**THE TASK**:
Scan the data below for the string "Forgeknight". Copy every line where it appears.

Records from a dataset
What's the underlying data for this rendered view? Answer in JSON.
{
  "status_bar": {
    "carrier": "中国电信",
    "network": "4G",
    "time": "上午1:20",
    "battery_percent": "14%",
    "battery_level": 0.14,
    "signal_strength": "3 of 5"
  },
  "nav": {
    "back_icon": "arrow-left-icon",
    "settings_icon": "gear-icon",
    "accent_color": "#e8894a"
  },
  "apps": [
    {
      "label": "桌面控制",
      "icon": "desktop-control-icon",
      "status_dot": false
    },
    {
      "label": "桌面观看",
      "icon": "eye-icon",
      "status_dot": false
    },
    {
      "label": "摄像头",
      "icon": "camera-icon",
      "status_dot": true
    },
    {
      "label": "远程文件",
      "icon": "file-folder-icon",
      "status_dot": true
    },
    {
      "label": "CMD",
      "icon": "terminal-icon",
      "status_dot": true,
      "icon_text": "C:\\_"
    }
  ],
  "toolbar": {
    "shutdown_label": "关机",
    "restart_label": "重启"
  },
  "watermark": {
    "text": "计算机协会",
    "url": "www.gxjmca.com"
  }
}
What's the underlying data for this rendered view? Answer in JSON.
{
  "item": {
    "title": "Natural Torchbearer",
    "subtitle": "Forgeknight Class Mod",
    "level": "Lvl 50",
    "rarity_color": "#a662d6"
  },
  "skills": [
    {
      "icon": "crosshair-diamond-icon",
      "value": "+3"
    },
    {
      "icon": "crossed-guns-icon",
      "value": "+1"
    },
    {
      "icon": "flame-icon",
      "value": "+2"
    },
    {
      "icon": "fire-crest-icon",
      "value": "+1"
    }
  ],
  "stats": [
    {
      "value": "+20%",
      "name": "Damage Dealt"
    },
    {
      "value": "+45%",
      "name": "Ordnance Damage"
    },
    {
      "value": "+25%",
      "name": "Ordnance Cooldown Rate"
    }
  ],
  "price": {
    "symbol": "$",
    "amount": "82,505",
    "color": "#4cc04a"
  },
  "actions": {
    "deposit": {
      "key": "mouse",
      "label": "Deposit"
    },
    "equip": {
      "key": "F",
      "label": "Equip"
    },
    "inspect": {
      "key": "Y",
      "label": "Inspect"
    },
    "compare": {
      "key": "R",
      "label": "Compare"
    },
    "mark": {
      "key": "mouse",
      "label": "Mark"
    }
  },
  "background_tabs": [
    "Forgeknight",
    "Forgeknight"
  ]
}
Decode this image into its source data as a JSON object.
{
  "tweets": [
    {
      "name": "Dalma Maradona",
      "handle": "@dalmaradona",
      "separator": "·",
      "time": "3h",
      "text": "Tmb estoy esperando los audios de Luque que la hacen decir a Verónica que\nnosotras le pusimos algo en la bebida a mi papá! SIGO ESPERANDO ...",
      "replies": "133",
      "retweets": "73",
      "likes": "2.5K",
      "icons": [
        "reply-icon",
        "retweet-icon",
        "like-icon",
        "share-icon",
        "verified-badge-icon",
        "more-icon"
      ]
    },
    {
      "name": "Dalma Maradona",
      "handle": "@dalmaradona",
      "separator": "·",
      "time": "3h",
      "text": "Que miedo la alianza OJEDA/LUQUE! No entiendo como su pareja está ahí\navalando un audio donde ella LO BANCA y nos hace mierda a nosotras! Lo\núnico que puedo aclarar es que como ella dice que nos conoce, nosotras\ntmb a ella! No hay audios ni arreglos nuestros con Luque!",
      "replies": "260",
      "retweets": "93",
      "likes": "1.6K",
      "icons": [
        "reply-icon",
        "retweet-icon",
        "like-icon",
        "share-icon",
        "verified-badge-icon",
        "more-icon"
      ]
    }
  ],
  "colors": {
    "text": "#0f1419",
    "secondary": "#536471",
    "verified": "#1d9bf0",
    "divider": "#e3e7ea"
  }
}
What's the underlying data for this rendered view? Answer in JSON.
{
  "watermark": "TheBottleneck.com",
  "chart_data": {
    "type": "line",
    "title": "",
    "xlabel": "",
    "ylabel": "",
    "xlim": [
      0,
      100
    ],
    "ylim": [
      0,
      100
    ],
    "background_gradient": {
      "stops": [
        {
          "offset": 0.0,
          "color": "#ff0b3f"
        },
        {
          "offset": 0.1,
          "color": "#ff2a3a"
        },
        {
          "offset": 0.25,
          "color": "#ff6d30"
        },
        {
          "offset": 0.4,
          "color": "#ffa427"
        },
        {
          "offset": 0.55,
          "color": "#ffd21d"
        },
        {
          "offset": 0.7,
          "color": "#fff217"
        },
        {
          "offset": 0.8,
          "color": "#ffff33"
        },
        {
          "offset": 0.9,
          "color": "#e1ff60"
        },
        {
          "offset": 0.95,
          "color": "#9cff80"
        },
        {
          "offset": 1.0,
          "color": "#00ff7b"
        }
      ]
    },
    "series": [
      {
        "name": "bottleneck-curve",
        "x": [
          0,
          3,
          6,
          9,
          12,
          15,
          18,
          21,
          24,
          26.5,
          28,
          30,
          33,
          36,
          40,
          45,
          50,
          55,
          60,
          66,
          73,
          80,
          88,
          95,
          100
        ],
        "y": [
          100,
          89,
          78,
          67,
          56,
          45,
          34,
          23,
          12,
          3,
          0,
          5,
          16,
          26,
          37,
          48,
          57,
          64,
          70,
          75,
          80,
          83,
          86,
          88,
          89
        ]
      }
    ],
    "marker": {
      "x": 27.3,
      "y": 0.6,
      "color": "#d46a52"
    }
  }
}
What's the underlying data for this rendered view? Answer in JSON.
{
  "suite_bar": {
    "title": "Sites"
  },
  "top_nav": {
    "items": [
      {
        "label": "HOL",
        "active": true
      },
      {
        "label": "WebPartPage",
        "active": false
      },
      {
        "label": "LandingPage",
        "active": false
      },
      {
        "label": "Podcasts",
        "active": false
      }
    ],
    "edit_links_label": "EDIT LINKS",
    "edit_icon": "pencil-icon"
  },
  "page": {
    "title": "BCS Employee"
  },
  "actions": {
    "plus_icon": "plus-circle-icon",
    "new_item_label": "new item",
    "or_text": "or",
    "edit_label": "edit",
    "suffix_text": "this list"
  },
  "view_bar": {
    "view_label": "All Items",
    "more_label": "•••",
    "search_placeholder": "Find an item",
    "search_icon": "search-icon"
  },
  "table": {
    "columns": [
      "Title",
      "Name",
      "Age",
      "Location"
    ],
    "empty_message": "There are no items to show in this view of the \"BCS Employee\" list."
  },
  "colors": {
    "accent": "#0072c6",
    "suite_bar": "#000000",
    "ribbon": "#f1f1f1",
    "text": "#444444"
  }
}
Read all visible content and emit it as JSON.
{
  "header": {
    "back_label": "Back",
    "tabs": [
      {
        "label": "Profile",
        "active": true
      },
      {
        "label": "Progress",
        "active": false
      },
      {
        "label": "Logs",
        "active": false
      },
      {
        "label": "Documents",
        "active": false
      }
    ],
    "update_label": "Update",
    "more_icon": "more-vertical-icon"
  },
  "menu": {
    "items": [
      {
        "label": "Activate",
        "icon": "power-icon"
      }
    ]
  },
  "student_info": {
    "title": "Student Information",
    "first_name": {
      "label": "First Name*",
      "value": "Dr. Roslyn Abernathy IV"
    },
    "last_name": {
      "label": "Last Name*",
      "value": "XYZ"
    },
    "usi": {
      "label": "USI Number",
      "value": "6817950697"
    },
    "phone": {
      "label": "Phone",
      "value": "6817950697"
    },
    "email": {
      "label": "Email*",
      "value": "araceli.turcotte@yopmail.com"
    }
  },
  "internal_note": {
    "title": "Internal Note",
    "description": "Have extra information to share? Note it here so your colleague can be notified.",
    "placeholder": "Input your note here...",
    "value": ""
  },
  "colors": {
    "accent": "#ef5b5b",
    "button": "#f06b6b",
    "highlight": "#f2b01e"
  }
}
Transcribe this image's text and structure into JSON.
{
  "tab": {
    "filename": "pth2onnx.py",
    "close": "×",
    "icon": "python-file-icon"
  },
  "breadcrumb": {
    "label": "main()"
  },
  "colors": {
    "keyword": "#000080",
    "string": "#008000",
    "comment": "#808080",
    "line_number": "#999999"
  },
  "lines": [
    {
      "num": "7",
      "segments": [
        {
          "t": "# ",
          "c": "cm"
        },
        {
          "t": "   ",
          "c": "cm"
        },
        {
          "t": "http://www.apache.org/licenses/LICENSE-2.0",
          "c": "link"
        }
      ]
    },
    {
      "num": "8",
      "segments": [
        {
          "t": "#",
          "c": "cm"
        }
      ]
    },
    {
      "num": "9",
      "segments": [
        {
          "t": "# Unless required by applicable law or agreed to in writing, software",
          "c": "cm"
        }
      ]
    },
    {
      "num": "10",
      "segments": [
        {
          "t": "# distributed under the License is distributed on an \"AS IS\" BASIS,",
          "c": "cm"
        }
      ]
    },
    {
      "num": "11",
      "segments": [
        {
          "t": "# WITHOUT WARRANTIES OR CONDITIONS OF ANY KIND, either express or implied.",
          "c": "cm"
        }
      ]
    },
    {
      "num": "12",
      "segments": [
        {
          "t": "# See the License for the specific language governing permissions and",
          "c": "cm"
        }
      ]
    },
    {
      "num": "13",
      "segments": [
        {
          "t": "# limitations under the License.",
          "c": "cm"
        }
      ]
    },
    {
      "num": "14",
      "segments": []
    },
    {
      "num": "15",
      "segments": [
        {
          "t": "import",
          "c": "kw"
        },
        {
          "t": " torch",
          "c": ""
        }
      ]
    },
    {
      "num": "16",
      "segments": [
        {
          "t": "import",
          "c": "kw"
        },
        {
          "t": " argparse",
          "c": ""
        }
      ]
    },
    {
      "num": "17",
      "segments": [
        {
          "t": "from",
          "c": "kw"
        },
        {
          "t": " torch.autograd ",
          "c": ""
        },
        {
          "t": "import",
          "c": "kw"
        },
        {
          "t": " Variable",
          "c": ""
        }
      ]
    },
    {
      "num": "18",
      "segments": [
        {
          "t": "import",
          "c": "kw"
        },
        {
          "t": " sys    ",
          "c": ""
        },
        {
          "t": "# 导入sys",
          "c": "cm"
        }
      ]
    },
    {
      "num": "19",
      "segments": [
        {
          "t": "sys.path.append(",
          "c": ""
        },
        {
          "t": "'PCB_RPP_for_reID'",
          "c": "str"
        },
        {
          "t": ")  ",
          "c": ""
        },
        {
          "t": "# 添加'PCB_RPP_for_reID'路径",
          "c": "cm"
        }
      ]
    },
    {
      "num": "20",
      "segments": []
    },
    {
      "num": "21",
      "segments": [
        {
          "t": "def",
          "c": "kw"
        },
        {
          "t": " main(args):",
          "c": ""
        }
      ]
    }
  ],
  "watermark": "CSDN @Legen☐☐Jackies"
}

**COMPLETED EXERCISE**:
    "subtitle": "Forgeknight Class Mod",
    "Forgeknight",
    "Forgeknight"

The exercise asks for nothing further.